Items from a dataset
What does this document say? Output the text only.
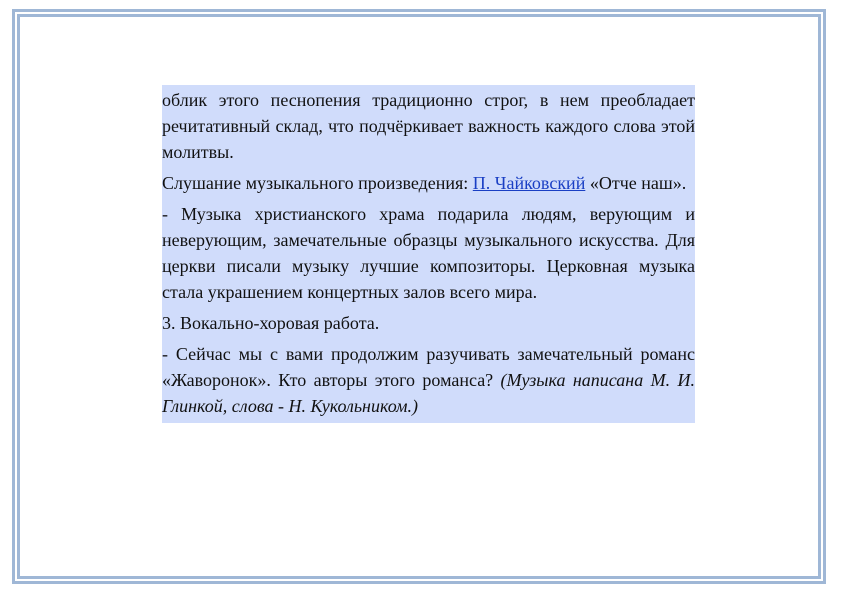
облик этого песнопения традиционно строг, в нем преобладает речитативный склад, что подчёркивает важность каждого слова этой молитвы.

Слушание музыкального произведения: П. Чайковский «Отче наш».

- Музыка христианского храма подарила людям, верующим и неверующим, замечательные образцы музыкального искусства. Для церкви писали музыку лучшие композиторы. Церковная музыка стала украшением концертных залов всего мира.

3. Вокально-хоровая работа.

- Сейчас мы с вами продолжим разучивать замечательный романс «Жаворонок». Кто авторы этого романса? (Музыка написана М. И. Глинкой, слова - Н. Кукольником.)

...

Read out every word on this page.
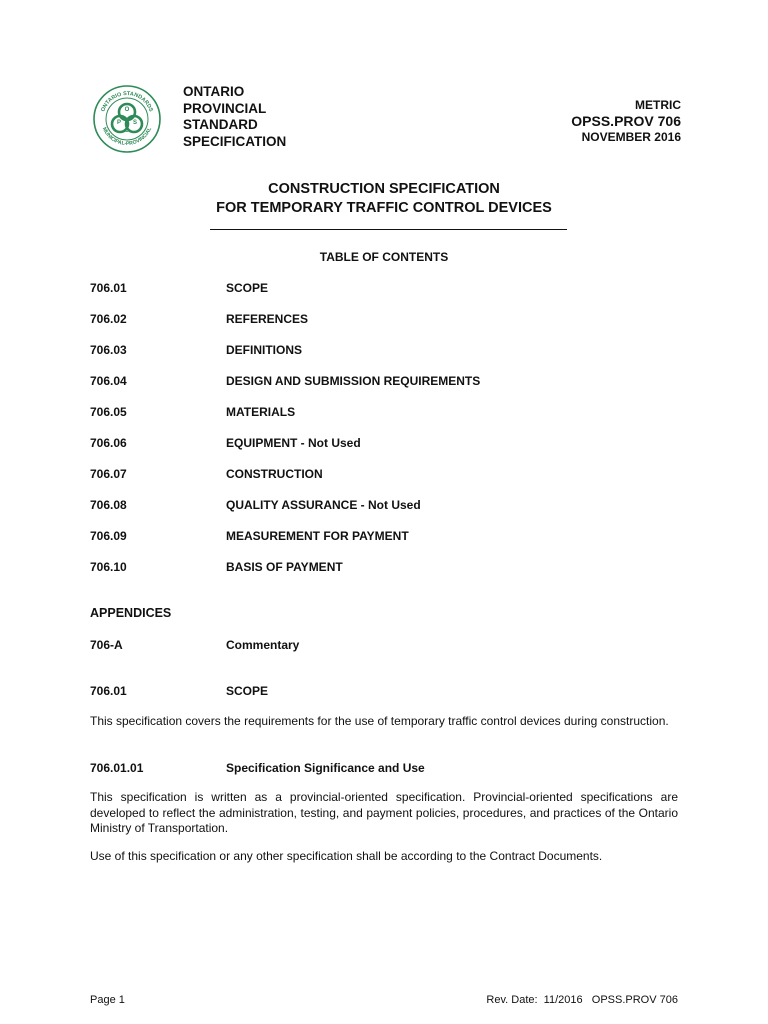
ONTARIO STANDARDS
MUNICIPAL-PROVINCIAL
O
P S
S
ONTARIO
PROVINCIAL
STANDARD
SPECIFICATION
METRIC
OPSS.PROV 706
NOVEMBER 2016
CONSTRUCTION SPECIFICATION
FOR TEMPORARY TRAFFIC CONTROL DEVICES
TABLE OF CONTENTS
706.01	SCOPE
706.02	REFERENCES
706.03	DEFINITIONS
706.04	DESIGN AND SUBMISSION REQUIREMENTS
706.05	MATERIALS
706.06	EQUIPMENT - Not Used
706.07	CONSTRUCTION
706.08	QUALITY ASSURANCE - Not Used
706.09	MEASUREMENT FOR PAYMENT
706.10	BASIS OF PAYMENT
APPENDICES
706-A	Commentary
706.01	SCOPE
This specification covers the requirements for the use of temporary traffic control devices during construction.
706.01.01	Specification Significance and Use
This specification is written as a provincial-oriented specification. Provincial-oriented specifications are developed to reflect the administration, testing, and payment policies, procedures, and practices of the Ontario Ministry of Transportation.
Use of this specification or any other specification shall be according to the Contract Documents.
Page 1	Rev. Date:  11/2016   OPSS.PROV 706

● **Written request**: Where a line in the entries holds "этого", copy that line.

● **Answer for the task**:
облик этого песнопения традиционно строг, в нем преобладает речитативный склад, что подчёркивает важность каждого слова этой молитвы.
- Сейчас мы с вами продолжим разучивать замечательный романс «Жаворонок». Кто авторы этого романса? (Музыка написана М. И. Глинкой, слова - Н. Кукольником.)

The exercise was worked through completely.